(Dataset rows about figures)
begin
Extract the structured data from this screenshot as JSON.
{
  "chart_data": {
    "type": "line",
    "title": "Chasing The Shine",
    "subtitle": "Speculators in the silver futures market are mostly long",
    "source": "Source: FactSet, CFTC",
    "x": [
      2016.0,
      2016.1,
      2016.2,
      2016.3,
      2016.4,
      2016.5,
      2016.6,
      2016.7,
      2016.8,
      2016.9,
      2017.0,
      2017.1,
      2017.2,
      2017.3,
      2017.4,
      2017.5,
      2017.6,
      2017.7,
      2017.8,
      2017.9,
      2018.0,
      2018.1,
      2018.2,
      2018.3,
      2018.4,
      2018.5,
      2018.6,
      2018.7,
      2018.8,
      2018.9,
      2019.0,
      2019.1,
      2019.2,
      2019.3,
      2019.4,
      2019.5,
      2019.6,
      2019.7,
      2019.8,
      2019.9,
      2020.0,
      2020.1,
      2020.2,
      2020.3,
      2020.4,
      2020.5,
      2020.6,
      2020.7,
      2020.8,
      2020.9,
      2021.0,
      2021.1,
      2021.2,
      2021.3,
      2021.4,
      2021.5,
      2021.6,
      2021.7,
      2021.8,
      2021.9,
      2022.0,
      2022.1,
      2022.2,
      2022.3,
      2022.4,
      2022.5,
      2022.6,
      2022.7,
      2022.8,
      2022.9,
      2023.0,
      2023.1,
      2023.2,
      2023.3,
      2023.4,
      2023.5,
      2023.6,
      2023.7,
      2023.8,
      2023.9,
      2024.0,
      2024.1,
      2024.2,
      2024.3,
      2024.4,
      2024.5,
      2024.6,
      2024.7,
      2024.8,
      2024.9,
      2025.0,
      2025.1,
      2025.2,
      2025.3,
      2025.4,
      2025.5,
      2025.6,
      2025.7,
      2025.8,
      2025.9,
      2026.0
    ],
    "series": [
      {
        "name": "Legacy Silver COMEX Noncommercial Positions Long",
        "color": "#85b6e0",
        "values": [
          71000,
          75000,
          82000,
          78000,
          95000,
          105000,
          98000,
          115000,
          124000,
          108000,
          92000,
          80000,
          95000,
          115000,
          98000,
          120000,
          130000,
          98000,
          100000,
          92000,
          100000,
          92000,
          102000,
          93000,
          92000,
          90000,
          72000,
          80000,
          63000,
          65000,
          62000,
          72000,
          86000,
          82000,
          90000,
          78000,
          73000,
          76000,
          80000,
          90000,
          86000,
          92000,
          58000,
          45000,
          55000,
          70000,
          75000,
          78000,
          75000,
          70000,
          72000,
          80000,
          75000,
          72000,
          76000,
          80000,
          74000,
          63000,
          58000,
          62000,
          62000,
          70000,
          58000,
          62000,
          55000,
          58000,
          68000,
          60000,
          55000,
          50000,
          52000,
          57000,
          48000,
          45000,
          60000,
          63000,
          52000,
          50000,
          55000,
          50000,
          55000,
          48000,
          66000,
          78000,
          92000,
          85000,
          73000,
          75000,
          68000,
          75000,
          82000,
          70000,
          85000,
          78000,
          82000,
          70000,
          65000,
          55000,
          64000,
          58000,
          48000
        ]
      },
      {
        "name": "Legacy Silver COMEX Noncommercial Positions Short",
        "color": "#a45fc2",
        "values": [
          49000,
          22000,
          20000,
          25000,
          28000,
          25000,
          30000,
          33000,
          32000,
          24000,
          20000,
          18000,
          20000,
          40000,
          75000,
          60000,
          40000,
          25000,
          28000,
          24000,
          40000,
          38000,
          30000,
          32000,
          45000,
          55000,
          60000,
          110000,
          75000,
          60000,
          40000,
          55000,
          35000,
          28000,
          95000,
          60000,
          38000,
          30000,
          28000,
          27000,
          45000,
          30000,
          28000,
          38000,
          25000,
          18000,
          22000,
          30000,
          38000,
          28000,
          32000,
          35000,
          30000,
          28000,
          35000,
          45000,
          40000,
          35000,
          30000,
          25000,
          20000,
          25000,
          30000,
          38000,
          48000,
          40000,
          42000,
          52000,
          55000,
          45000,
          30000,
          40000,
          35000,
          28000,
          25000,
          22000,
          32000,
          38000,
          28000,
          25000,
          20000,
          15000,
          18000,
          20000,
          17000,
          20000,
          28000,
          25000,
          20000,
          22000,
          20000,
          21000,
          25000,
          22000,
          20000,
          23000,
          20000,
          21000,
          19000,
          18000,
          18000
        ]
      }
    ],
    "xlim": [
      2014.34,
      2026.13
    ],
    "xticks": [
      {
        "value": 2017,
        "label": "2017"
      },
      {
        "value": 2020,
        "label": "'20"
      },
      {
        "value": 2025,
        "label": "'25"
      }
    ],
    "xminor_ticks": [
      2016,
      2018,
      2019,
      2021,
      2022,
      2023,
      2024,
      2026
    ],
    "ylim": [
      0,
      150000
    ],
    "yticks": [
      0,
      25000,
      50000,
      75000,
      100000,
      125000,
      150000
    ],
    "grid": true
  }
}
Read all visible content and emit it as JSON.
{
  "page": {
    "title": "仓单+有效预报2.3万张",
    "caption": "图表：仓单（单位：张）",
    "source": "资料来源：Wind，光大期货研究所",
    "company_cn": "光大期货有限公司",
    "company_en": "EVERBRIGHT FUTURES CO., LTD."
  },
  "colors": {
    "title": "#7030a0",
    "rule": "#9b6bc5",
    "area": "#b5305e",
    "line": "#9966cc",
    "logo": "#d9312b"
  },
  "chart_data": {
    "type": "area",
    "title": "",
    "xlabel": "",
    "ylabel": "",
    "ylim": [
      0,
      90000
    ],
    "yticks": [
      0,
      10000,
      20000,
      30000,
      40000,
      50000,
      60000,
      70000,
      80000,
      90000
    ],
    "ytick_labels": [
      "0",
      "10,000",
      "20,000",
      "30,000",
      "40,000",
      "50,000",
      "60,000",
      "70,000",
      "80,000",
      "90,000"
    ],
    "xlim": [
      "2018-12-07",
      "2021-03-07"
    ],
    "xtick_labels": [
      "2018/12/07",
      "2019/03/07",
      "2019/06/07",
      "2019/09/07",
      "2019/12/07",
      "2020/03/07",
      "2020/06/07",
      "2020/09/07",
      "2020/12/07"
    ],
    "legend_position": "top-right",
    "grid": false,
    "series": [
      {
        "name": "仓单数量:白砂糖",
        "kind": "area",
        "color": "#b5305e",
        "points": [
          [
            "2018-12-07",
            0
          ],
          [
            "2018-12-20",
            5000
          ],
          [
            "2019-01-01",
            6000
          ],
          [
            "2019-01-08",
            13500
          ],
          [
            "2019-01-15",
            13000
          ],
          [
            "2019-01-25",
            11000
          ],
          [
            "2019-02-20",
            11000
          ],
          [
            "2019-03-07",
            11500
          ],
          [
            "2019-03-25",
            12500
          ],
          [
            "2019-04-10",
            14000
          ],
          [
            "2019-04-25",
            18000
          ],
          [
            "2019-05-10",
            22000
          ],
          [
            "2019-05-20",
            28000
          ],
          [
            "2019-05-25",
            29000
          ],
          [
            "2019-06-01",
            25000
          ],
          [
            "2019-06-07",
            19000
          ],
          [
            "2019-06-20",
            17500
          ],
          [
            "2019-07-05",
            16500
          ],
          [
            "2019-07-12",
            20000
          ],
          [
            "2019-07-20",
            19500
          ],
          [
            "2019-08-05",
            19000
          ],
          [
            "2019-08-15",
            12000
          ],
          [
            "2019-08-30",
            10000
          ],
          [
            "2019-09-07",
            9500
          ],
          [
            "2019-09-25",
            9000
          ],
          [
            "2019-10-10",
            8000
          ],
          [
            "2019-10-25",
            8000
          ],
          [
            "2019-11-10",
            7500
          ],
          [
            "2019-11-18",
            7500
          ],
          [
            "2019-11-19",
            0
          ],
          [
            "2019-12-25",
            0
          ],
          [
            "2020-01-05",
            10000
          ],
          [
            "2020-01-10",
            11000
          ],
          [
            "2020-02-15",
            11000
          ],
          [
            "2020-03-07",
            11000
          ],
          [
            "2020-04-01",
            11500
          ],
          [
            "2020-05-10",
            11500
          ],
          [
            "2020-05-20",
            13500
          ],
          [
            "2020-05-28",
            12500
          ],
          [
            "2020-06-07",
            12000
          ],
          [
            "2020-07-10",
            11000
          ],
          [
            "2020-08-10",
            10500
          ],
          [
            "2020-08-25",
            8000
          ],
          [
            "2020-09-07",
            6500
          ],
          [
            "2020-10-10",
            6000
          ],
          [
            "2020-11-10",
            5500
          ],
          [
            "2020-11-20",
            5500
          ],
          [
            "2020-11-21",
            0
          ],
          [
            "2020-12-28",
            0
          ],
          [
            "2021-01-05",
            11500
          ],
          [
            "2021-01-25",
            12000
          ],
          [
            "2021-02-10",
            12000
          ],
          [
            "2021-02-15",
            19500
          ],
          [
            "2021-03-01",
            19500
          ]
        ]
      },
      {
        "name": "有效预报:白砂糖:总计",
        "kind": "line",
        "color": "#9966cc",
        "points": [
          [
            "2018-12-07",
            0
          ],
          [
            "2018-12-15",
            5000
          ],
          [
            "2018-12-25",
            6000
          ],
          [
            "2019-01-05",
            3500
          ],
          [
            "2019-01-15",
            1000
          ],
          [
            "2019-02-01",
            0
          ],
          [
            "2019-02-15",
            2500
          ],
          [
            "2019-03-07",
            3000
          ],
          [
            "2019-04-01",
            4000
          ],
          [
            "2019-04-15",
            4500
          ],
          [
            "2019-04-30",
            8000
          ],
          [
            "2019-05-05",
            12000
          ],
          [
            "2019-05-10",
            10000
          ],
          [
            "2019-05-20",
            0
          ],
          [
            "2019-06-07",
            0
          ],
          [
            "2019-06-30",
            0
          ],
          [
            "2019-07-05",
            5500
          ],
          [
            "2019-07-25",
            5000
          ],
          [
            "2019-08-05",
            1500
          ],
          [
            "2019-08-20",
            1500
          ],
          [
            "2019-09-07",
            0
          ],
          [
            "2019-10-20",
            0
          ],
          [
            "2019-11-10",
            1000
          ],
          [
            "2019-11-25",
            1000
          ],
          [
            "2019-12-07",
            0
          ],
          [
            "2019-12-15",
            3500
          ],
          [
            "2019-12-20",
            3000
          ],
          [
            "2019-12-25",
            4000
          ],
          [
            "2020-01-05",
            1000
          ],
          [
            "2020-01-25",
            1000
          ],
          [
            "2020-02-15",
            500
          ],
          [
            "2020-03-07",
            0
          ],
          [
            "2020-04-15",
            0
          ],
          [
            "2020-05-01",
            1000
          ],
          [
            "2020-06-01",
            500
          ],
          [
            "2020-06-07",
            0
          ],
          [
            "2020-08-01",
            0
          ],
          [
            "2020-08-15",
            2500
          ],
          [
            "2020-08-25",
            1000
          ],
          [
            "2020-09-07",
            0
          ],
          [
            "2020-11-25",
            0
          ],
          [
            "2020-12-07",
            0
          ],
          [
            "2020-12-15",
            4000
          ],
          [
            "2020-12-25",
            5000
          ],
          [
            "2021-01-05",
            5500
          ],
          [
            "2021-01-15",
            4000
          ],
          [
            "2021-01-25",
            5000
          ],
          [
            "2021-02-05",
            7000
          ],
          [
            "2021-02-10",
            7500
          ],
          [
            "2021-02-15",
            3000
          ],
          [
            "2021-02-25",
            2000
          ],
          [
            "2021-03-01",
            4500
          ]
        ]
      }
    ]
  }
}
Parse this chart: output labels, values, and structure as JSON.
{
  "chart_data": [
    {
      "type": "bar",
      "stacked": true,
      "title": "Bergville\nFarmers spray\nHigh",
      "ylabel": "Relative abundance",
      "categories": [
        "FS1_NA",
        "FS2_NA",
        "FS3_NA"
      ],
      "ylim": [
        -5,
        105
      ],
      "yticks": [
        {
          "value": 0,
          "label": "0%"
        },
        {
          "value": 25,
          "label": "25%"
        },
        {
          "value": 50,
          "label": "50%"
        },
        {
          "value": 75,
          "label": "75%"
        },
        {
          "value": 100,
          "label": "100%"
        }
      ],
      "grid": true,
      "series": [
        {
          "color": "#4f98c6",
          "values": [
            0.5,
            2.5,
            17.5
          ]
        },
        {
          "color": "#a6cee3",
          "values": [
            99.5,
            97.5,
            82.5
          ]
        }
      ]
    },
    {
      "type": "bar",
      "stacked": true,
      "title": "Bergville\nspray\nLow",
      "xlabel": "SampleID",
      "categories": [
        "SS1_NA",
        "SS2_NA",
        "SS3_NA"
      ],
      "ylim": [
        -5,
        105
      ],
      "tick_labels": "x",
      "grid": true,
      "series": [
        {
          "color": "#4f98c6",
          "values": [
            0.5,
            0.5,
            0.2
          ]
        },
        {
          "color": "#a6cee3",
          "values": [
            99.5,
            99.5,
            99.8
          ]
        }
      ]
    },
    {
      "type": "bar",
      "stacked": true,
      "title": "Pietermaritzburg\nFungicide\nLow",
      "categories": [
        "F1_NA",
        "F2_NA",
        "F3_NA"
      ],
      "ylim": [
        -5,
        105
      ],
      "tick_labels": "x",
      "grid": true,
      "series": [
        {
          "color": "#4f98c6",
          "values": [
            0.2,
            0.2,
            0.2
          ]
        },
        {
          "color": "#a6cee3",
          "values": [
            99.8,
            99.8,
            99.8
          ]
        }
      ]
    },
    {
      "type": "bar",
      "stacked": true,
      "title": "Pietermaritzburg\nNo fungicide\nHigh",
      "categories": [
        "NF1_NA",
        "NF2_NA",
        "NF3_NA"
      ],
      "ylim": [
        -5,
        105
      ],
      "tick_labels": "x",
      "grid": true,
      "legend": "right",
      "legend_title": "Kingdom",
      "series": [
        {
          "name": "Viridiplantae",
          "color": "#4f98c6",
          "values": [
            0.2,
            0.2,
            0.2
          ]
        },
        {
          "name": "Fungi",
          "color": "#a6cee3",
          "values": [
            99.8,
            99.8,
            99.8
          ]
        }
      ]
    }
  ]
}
end
Find and copy every line in the entries above where the string "Noncommercial" occurs.

> _OUTPUT_:
        "name": "Legacy Silver COMEX Noncommercial Positions Long",
        "name": "Legacy Silver COMEX Noncommercial Positions Short",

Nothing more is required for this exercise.